Begin GIVEN DATA

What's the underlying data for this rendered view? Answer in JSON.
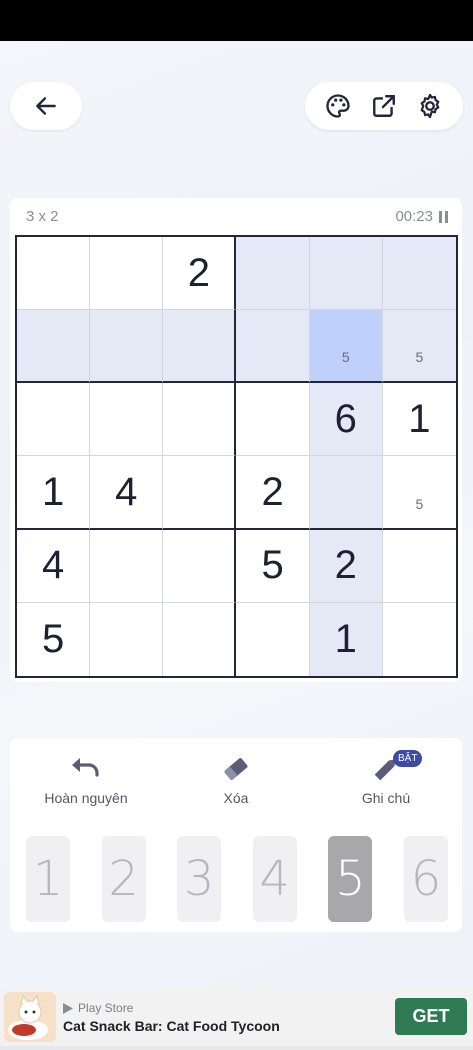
{
  "board": {
    "size_label": "3 x 2",
    "timer": "00:23",
    "cells": [
      [
        "",
        "",
        "2",
        "",
        "",
        ""
      ],
      [
        "",
        "",
        "",
        "",
        "",
        ""
      ],
      [
        "",
        "",
        "",
        "",
        "6",
        "1"
      ],
      [
        "1",
        "4",
        "",
        "2",
        "",
        ""
      ],
      [
        "4",
        "",
        "",
        "5",
        "2",
        ""
      ],
      [
        "5",
        "",
        "",
        "",
        "1",
        ""
      ]
    ],
    "notes": [
      {
        "row": 1,
        "col": 4,
        "text": "5"
      },
      {
        "row": 1,
        "col": 5,
        "text": "5"
      },
      {
        "row": 3,
        "col": 5,
        "text": "5"
      }
    ],
    "selected": {
      "row": 1,
      "col": 4
    },
    "colors": {
      "highlight": "#e5e8f5",
      "selected": "#bfd0fb",
      "thick_line": "#23253a"
    }
  },
  "header": {
    "back_icon": "arrow-left-icon",
    "tools": [
      "palette-icon",
      "share-external-icon",
      "gear-icon"
    ]
  },
  "controls": {
    "undo_label": "Hoàn nguyên",
    "erase_label": "Xóa",
    "notes_label": "Ghi chú",
    "notes_badge": "BẬT",
    "numbers": [
      "1",
      "2",
      "3",
      "4",
      "5",
      "6"
    ],
    "active_number": "5"
  },
  "ad": {
    "store": "Play Store",
    "title": "Cat Snack Bar: Cat Food Tycoon",
    "button": "GET",
    "button_color": "#2e7a52"
  }
}
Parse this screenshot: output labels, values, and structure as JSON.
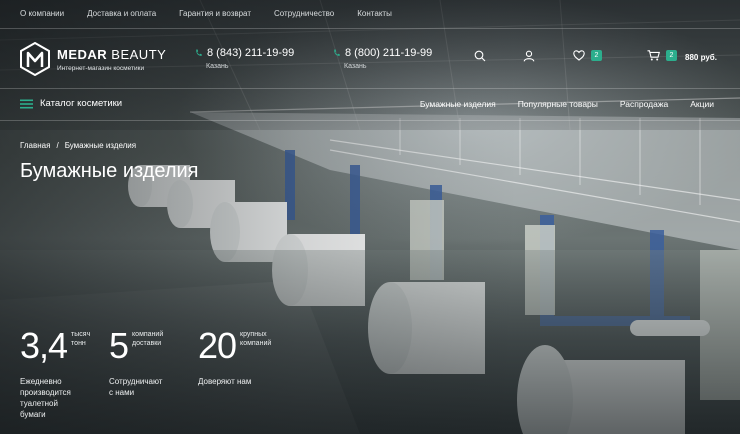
{
  "toplinks": [
    "О компании",
    "Доставка и оплата",
    "Гарантия и возврат",
    "Сотрудничество",
    "Контакты"
  ],
  "logo": {
    "name_bold": "MEDAR",
    "name_light": "BEAUTY",
    "tagline": "Интернет-магазин косметики"
  },
  "phones": [
    {
      "number": "8 (843) 211-19-99",
      "city": "Казань"
    },
    {
      "number": "8 (800) 211-19-99",
      "city": "Казань"
    }
  ],
  "header_icons": {
    "search": "search-icon",
    "account": "user-icon",
    "wishlist": "heart-icon",
    "cart": "cart-icon",
    "wishlist_count": "2",
    "cart_count": "2",
    "cart_total": "880 руб."
  },
  "catalog_label": "Каталог косметики",
  "nav": [
    "Бумажные изделия",
    "Популярные товары",
    "Распродажа",
    "Акции"
  ],
  "breadcrumb": {
    "home": "Главная",
    "separator": "/",
    "current": "Бумажные изделия"
  },
  "page_title": "Бумажные изделия",
  "stats": [
    {
      "value": "3,4",
      "unit": [
        "тысяч",
        "тонн"
      ],
      "desc": [
        "Ежедневно",
        "производится",
        "туалетной",
        "бумаги"
      ]
    },
    {
      "value": "5",
      "unit": [
        "компаний",
        "доставки"
      ],
      "desc": [
        "Сотрудничают",
        "с нами"
      ]
    },
    {
      "value": "20",
      "unit": [
        "крупных",
        "компаний"
      ],
      "desc": [
        "Доверяют нам"
      ]
    }
  ],
  "colors": {
    "accent": "#2cae8d",
    "text": "#ffffff"
  }
}
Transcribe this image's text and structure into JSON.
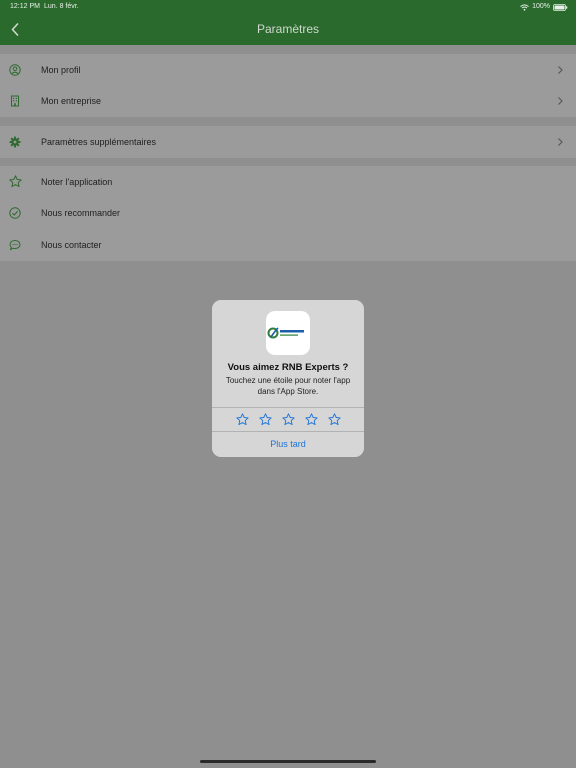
{
  "status": {
    "time": "12:12 PM",
    "date": "Lun. 8 févr.",
    "battery": "100%"
  },
  "nav": {
    "title": "Paramètres"
  },
  "groups": {
    "account": [
      {
        "label": "Mon profil",
        "icon": "user-circle-icon"
      },
      {
        "label": "Mon entreprise",
        "icon": "building-icon"
      }
    ],
    "settings": [
      {
        "label": "Paramètres supplémentaires",
        "icon": "gear-icon"
      }
    ],
    "app": [
      {
        "label": "Noter l'application",
        "icon": "star-icon"
      },
      {
        "label": "Nous recommander",
        "icon": "check-circle-icon"
      },
      {
        "label": "Nous contacter",
        "icon": "chat-bubble-icon"
      }
    ]
  },
  "dialog": {
    "title": "Vous aimez RNB Experts ?",
    "message": "Touchez une étoile pour noter l'app dans l'App Store.",
    "rating_stars": 5,
    "later_label": "Plus tard",
    "logo_text": "RNB EXPERTS",
    "logo_subtext": "conseil et expertise"
  },
  "colors": {
    "accent_green": "#2b6a2d",
    "icon_green": "#2e6a30",
    "link_blue": "#1a73d9"
  }
}
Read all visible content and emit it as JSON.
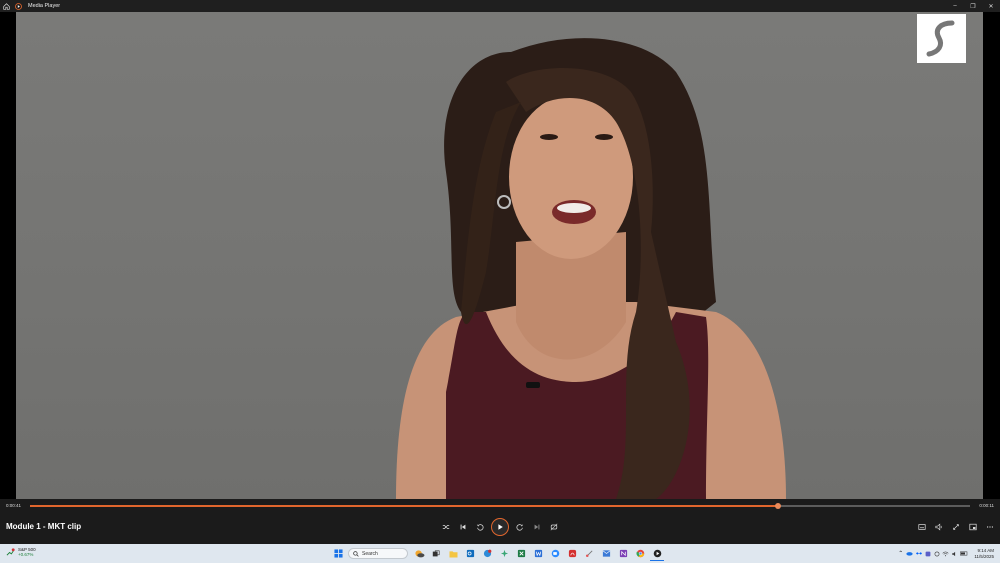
{
  "app": {
    "title": "Media Player",
    "window_controls": [
      "minimize",
      "restore",
      "close"
    ]
  },
  "player": {
    "clip_title": "Module 1 - MKT clip",
    "elapsed": "0:00:41",
    "remaining": "0:00:11",
    "progress": 0.796,
    "controls_center": [
      "shuffle-icon",
      "previous-icon",
      "rewind-10-icon",
      "play-icon",
      "forward-30-icon",
      "next-icon",
      "repeat-off-icon"
    ],
    "controls_right": [
      "captions-icon",
      "volume-icon",
      "fullscreen-icon",
      "miniplayer-icon",
      "more-icon"
    ]
  },
  "taskbar": {
    "stock_name": "S&P 500",
    "stock_change": "+0.67%",
    "search_placeholder": "Search",
    "clock_time": "9:14 AM",
    "clock_date": "11/5/2025"
  },
  "colors": {
    "accent": "#e1662d",
    "bar": "#1b1b1b",
    "taskbar": "#dfe7ef"
  }
}
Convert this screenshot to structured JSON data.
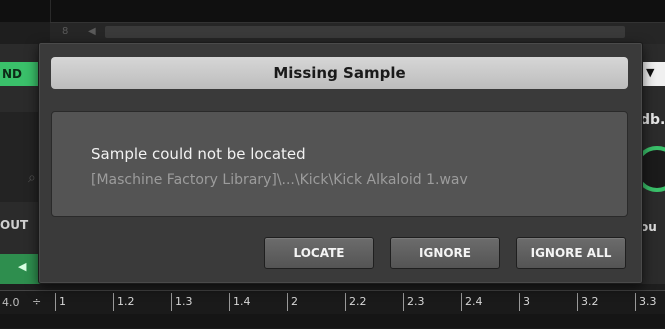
{
  "background": {
    "scroll_label": "8",
    "scroll_arrow": "◀",
    "left_tab_label": "ND",
    "left_out_label": "OUT",
    "left_green_arrow": "◀",
    "right_label_top": "db.",
    "right_label_bottom": "ou",
    "dropdown_caret": "▼",
    "ruler": {
      "zoom": "4.0",
      "spinner": "÷",
      "marks": [
        "1",
        "1.2",
        "1.3",
        "1.4",
        "2",
        "2.2",
        "2.3",
        "2.4",
        "3",
        "3.2",
        "3.3"
      ]
    },
    "accent_color": "#3ac06a"
  },
  "dialog": {
    "title": "Missing Sample",
    "message": "Sample could not be located",
    "path": "[Maschine Factory Library]\\...\\Kick\\Kick Alkaloid 1.wav",
    "buttons": {
      "locate": "LOCATE",
      "ignore": "IGNORE",
      "ignore_all": "IGNORE ALL"
    }
  }
}
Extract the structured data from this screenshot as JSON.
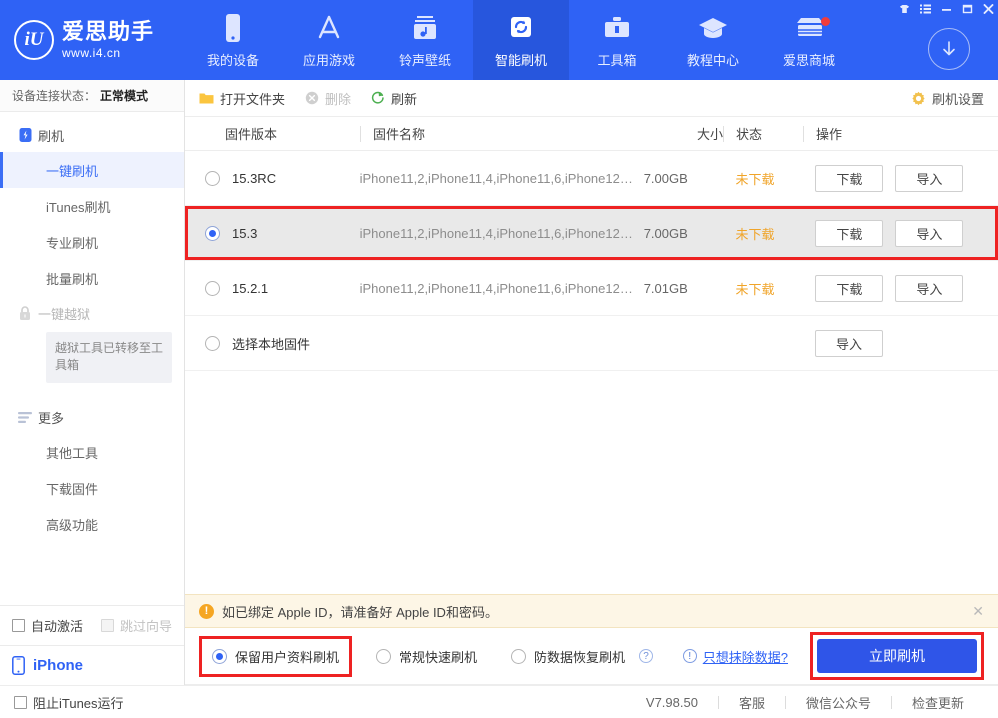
{
  "app": {
    "brand_name": "爱思助手",
    "brand_url": "www.i4.cn",
    "logo_glyph": "iU"
  },
  "header": {
    "tabs": [
      {
        "label": "我的设备",
        "icon": "phone-icon",
        "active": false,
        "badge": false
      },
      {
        "label": "应用游戏",
        "icon": "appstore-icon",
        "active": false,
        "badge": false
      },
      {
        "label": "铃声壁纸",
        "icon": "music-icon",
        "active": false,
        "badge": false
      },
      {
        "label": "智能刷机",
        "icon": "refresh-icon",
        "active": true,
        "badge": false
      },
      {
        "label": "工具箱",
        "icon": "toolbox-icon",
        "active": false,
        "badge": false
      },
      {
        "label": "教程中心",
        "icon": "graduation-icon",
        "active": false,
        "badge": false
      },
      {
        "label": "爱思商城",
        "icon": "store-icon",
        "active": false,
        "badge": true
      }
    ],
    "window_buttons": [
      {
        "name": "skin-icon",
        "glyph": "♟"
      },
      {
        "name": "menu-icon",
        "glyph": "☰"
      },
      {
        "name": "minimize-icon",
        "glyph": "–"
      },
      {
        "name": "maximize-icon",
        "glyph": "▢"
      },
      {
        "name": "close-icon",
        "glyph": "✕"
      }
    ],
    "download_button": "download-arrow-icon"
  },
  "sidebar": {
    "device_status_label": "设备连接状态：",
    "device_status_value": "正常模式",
    "groups": [
      {
        "label": "刷机",
        "icon": "flash-device-icon",
        "dim": false,
        "items": [
          {
            "label": "一键刷机",
            "active": true
          },
          {
            "label": "iTunes刷机",
            "active": false
          },
          {
            "label": "专业刷机",
            "active": false
          },
          {
            "label": "批量刷机",
            "active": false
          }
        ]
      },
      {
        "label": "一键越狱",
        "icon": "lock-icon",
        "dim": true,
        "items": [],
        "note": "越狱工具已转移至工具箱"
      },
      {
        "label": "更多",
        "icon": "more-lines-icon",
        "dim": false,
        "items": [
          {
            "label": "其他工具",
            "active": false
          },
          {
            "label": "下载固件",
            "active": false
          },
          {
            "label": "高级功能",
            "active": false
          }
        ]
      }
    ],
    "checkboxes": [
      {
        "label": "自动激活",
        "checked": false,
        "disabled": false
      },
      {
        "label": "跳过向导",
        "checked": false,
        "disabled": true
      }
    ],
    "device": {
      "label": "iPhone",
      "icon": "iphone-icon"
    }
  },
  "main": {
    "toolbar": {
      "open_folder": "打开文件夹",
      "delete": "删除",
      "refresh": "刷新",
      "settings": "刷机设置"
    },
    "columns": {
      "version": "固件版本",
      "name": "固件名称",
      "size": "大小",
      "status": "状态",
      "action": "操作"
    },
    "rows": [
      {
        "version": "15.3RC",
        "name": "iPhone11,2,iPhone11,4,iPhone11,6,iPhone12,...",
        "size": "7.00GB",
        "status": "未下载",
        "selected": false,
        "highlighted": false,
        "buttons": [
          "下载",
          "导入"
        ]
      },
      {
        "version": "15.3",
        "name": "iPhone11,2,iPhone11,4,iPhone11,6,iPhone12,...",
        "size": "7.00GB",
        "status": "未下载",
        "selected": true,
        "highlighted": true,
        "buttons": [
          "下载",
          "导入"
        ]
      },
      {
        "version": "15.2.1",
        "name": "iPhone11,2,iPhone11,4,iPhone11,6,iPhone12,...",
        "size": "7.01GB",
        "status": "未下载",
        "selected": false,
        "highlighted": false,
        "buttons": [
          "下载",
          "导入"
        ]
      },
      {
        "version": "选择本地固件",
        "name": "",
        "size": "",
        "status": "",
        "selected": false,
        "highlighted": false,
        "buttons": [
          "导入"
        ]
      }
    ]
  },
  "notice": {
    "text": "如已绑定 Apple ID，请准备好 Apple ID和密码。",
    "close": "✕"
  },
  "actionbar": {
    "options": [
      {
        "label": "保留用户资料刷机",
        "checked": true,
        "boxed": true,
        "help": false
      },
      {
        "label": "常规快速刷机",
        "checked": false,
        "boxed": false,
        "help": false
      },
      {
        "label": "防数据恢复刷机",
        "checked": false,
        "boxed": false,
        "help": true
      }
    ],
    "erase_link": "只想抹除数据?",
    "flash_button": "立即刷机"
  },
  "statusbar": {
    "block_itunes": "阻止iTunes运行",
    "version": "V7.98.50",
    "links": [
      "客服",
      "微信公众号",
      "检查更新"
    ]
  },
  "colors": {
    "brand_blue": "#2f62f5",
    "active_tab": "#2756dd",
    "accent_button": "#2f55e8",
    "highlight_red": "#ee2222",
    "status_orange": "#f0a429",
    "notice_bg": "#fdf6e6",
    "selected_row": "#e9e9e9"
  }
}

End GIVEN DATA

Extract every line containing the string "IGNORE" from the material.

      "ignore": "IGNORE",
      "ignore_all": "IGNORE ALL"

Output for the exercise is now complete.